=== TASK REQUIREMENTS ===
Write each line out exactly, leaving none out.

[start]

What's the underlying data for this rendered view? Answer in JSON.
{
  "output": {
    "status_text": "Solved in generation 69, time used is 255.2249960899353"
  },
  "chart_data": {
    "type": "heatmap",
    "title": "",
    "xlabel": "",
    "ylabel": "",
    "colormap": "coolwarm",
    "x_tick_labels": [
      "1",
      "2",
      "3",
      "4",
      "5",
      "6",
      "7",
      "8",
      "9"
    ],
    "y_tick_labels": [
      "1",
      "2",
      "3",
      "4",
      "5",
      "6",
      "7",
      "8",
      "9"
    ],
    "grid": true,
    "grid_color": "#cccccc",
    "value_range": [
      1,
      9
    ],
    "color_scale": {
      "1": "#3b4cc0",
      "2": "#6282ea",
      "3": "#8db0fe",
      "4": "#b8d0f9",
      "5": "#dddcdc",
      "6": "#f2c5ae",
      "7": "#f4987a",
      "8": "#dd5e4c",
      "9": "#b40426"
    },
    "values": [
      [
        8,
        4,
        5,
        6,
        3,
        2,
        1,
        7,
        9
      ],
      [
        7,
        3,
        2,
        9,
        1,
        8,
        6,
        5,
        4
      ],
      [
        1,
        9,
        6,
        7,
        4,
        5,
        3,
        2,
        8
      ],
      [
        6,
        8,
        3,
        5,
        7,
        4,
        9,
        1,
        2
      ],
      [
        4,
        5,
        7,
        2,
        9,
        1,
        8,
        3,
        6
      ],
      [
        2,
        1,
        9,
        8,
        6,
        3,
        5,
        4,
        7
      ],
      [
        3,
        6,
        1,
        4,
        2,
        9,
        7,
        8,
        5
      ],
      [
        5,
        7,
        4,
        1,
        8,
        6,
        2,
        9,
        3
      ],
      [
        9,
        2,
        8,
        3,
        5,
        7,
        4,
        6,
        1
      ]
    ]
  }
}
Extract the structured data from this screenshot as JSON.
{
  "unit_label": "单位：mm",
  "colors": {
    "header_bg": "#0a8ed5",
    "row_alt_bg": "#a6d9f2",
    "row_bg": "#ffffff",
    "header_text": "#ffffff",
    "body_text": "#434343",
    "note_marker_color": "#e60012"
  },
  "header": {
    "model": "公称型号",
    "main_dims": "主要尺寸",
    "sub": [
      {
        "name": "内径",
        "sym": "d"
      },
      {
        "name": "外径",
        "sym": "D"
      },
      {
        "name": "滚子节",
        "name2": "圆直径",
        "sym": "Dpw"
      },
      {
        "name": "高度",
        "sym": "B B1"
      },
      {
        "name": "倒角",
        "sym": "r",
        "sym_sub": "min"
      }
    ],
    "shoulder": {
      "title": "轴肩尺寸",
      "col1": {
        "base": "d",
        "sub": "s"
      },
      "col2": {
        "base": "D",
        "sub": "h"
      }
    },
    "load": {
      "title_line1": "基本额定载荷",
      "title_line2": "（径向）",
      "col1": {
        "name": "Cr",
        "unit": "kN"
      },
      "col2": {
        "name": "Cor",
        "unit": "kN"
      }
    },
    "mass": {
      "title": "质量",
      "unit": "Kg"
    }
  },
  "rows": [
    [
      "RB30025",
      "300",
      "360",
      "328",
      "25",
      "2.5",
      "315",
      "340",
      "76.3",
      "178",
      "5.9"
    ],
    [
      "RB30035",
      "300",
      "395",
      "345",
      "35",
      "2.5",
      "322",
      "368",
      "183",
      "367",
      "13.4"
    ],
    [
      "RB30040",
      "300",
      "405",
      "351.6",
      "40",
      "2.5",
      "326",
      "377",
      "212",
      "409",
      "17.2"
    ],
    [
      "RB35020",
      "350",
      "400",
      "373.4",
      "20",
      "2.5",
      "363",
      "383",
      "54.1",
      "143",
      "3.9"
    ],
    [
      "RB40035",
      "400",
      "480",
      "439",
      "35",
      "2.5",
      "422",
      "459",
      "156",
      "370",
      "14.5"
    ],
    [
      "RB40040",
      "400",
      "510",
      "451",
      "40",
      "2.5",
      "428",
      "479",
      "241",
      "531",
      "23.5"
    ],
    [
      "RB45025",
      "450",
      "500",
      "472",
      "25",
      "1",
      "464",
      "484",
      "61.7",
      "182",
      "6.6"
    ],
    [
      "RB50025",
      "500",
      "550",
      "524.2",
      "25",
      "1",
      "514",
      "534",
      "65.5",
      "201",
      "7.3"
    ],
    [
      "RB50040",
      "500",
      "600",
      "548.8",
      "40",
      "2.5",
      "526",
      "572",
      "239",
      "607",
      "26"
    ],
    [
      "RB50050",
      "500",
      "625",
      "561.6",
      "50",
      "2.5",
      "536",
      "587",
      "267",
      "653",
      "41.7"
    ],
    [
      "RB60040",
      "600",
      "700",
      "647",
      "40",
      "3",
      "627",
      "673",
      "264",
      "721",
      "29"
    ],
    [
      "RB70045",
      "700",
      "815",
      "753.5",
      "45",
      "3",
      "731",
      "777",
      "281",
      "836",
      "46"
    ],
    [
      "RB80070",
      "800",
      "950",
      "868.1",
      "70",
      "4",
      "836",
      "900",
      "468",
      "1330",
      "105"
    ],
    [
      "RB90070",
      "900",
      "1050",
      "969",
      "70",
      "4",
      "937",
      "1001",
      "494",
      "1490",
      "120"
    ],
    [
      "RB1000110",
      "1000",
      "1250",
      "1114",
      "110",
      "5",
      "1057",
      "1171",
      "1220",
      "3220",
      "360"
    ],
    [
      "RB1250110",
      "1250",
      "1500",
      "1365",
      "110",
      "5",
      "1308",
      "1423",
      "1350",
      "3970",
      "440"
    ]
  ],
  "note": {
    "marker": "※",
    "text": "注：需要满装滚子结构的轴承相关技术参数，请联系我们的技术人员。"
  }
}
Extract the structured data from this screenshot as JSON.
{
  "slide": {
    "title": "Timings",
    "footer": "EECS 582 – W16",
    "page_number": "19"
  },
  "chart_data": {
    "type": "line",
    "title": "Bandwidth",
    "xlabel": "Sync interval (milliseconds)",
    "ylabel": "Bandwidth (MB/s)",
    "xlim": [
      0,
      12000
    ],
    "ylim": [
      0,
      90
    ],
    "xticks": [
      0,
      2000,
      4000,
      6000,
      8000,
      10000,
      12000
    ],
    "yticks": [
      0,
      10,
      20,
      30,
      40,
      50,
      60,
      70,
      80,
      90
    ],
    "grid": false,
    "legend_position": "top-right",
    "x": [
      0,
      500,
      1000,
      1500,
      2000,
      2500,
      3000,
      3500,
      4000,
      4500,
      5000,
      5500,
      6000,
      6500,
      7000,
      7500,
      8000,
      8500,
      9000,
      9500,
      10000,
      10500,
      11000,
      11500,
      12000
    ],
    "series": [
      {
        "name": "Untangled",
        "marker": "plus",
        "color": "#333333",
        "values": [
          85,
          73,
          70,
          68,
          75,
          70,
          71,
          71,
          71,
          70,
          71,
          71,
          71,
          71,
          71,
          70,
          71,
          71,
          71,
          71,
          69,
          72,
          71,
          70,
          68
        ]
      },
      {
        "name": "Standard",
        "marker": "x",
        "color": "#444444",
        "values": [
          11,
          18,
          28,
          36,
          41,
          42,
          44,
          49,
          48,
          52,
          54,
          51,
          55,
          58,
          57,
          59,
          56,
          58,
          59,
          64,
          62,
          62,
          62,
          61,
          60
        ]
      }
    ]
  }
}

[end]

=== RESULT FOR THIS EXERCISE ===
What's the underlying data for this rendered view? Answer in JSON.
{
  "output": {
    "status_text": "Solved in generation 69, time used is 255.2249960899353"
  },
  "chart_data": {
    "type": "heatmap",
    "title": "",
    "xlabel": "",
    "ylabel": "",
    "colormap": "coolwarm",
    "x_tick_labels": [
      "1",
      "2",
      "3",
      "4",
      "5",
      "6",
      "7",
      "8",
      "9"
    ],
    "y_tick_labels": [
      "1",
      "2",
      "3",
      "4",
      "5",
      "6",
      "7",
      "8",
      "9"
    ],
    "grid": true,
    "grid_color": "#cccccc",
    "value_range": [
      1,
      9
    ],
    "color_scale": {
      "1": "#3b4cc0",
      "2": "#6282ea",
      "3": "#8db0fe",
      "4": "#b8d0f9",
      "5": "#dddcdc",
      "6": "#f2c5ae",
      "7": "#f4987a",
      "8": "#dd5e4c",
      "9": "#b40426"
    },
    "values": [
      [
        8,
        4,
        5,
        6,
        3,
        2,
        1,
        7,
        9
      ],
      [
        7,
        3,
        2,
        9,
        1,
        8,
        6,
        5,
        4
      ],
      [
        1,
        9,
        6,
        7,
        4,
        5,
        3,
        2,
        8
      ],
      [
        6,
        8,
        3,
        5,
        7,
        4,
        9,
        1,
        2
      ],
      [
        4,
        5,
        7,
        2,
        9,
        1,
        8,
        3,
        6
      ],
      [
        2,
        1,
        9,
        8,
        6,
        3,
        5,
        4,
        7
      ],
      [
        3,
        6,
        1,
        4,
        2,
        9,
        7,
        8,
        5
      ],
      [
        5,
        7,
        4,
        1,
        8,
        6,
        2,
        9,
        3
      ],
      [
        9,
        2,
        8,
        3,
        5,
        7,
        4,
        6,
        1
      ]
    ]
  }
}
Extract the structured data from this screenshot as JSON.
{
  "unit_label": "单位：mm",
  "colors": {
    "header_bg": "#0a8ed5",
    "row_alt_bg": "#a6d9f2",
    "row_bg": "#ffffff",
    "header_text": "#ffffff",
    "body_text": "#434343",
    "note_marker_color": "#e60012"
  },
  "header": {
    "model": "公称型号",
    "main_dims": "主要尺寸",
    "sub": [
      {
        "name": "内径",
        "sym": "d"
      },
      {
        "name": "外径",
        "sym": "D"
      },
      {
        "name": "滚子节",
        "name2": "圆直径",
        "sym": "Dpw"
      },
      {
        "name": "高度",
        "sym": "B B1"
      },
      {
        "name": "倒角",
        "sym": "r",
        "sym_sub": "min"
      }
    ],
    "shoulder": {
      "title": "轴肩尺寸",
      "col1": {
        "base": "d",
        "sub": "s"
      },
      "col2": {
        "base": "D",
        "sub": "h"
      }
    },
    "load": {
      "title_line1": "基本额定载荷",
      "title_line2": "（径向）",
      "col1": {
        "name": "Cr",
        "unit": "kN"
      },
      "col2": {
        "name": "Cor",
        "unit": "kN"
      }
    },
    "mass": {
      "title": "质量",
      "unit": "Kg"
    }
  },
  "rows": [
    [
      "RB30025",
      "300",
      "360",
      "328",
      "25",
      "2.5",
      "315",
      "340",
      "76.3",
      "178",
      "5.9"
    ],
    [
      "RB30035",
      "300",
      "395",
      "345",
      "35",
      "2.5",
      "322",
      "368",
      "183",
      "367",
      "13.4"
    ],
    [
      "RB30040",
      "300",
      "405",
      "351.6",
      "40",
      "2.5",
      "326",
      "377",
      "212",
      "409",
      "17.2"
    ],
    [
      "RB35020",
      "350",
      "400",
      "373.4",
      "20",
      "2.5",
      "363",
      "383",
      "54.1",
      "143",
      "3.9"
    ],
    [
      "RB40035",
      "400",
      "480",
      "439",
      "35",
      "2.5",
      "422",
      "459",
      "156",
      "370",
      "14.5"
    ],
    [
      "RB40040",
      "400",
      "510",
      "451",
      "40",
      "2.5",
      "428",
      "479",
      "241",
      "531",
      "23.5"
    ],
    [
      "RB45025",
      "450",
      "500",
      "472",
      "25",
      "1",
      "464",
      "484",
      "61.7",
      "182",
      "6.6"
    ],
    [
      "RB50025",
      "500",
      "550",
      "524.2",
      "25",
      "1",
      "514",
      "534",
      "65.5",
      "201",
      "7.3"
    ],
    [
      "RB50040",
      "500",
      "600",
      "548.8",
      "40",
      "2.5",
      "526",
      "572",
      "239",
      "607",
      "26"
    ],
    [
      "RB50050",
      "500",
      "625",
      "561.6",
      "50",
      "2.5",
      "536",
      "587",
      "267",
      "653",
      "41.7"
    ],
    [
      "RB60040",
      "600",
      "700",
      "647",
      "40",
      "3",
      "627",
      "673",
      "264",
      "721",
      "29"
    ],
    [
      "RB70045",
      "700",
      "815",
      "753.5",
      "45",
      "3",
      "731",
      "777",
      "281",
      "836",
      "46"
    ],
    [
      "RB80070",
      "800",
      "950",
      "868.1",
      "70",
      "4",
      "836",
      "900",
      "468",
      "1330",
      "105"
    ],
    [
      "RB90070",
      "900",
      "1050",
      "969",
      "70",
      "4",
      "937",
      "1001",
      "494",
      "1490",
      "120"
    ],
    [
      "RB1000110",
      "1000",
      "1250",
      "1114",
      "110",
      "5",
      "1057",
      "1171",
      "1220",
      "3220",
      "360"
    ],
    [
      "RB1250110",
      "1250",
      "1500",
      "1365",
      "110",
      "5",
      "1308",
      "1423",
      "1350",
      "3970",
      "440"
    ]
  ],
  "note": {
    "marker": "※",
    "text": "注：需要满装滚子结构的轴承相关技术参数，请联系我们的技术人员。"
  }
}
Extract the structured data from this screenshot as JSON.
{
  "slide": {
    "title": "Timings",
    "footer": "EECS 582 – W16",
    "page_number": "19"
  },
  "chart_data": {
    "type": "line",
    "title": "Bandwidth",
    "xlabel": "Sync interval (milliseconds)",
    "ylabel": "Bandwidth (MB/s)",
    "xlim": [
      0,
      12000
    ],
    "ylim": [
      0,
      90
    ],
    "xticks": [
      0,
      2000,
      4000,
      6000,
      8000,
      10000,
      12000
    ],
    "yticks": [
      0,
      10,
      20,
      30,
      40,
      50,
      60,
      70,
      80,
      90
    ],
    "grid": false,
    "legend_position": "top-right",
    "x": [
      0,
      500,
      1000,
      1500,
      2000,
      2500,
      3000,
      3500,
      4000,
      4500,
      5000,
      5500,
      6000,
      6500,
      7000,
      7500,
      8000,
      8500,
      9000,
      9500,
      10000,
      10500,
      11000,
      11500,
      12000
    ],
    "series": [
      {
        "name": "Untangled",
        "marker": "plus",
        "color": "#333333",
        "values": [
          85,
          73,
          70,
          68,
          75,
          70,
          71,
          71,
          71,
          70,
          71,
          71,
          71,
          71,
          71,
          70,
          71,
          71,
          71,
          71,
          69,
          72,
          71,
          70,
          68
        ]
      },
      {
        "name": "Standard",
        "marker": "x",
        "color": "#444444",
        "values": [
          11,
          18,
          28,
          36,
          41,
          42,
          44,
          49,
          48,
          52,
          54,
          51,
          55,
          58,
          57,
          59,
          56,
          58,
          59,
          64,
          62,
          62,
          62,
          61,
          60
        ]
      }
    ]
  }
}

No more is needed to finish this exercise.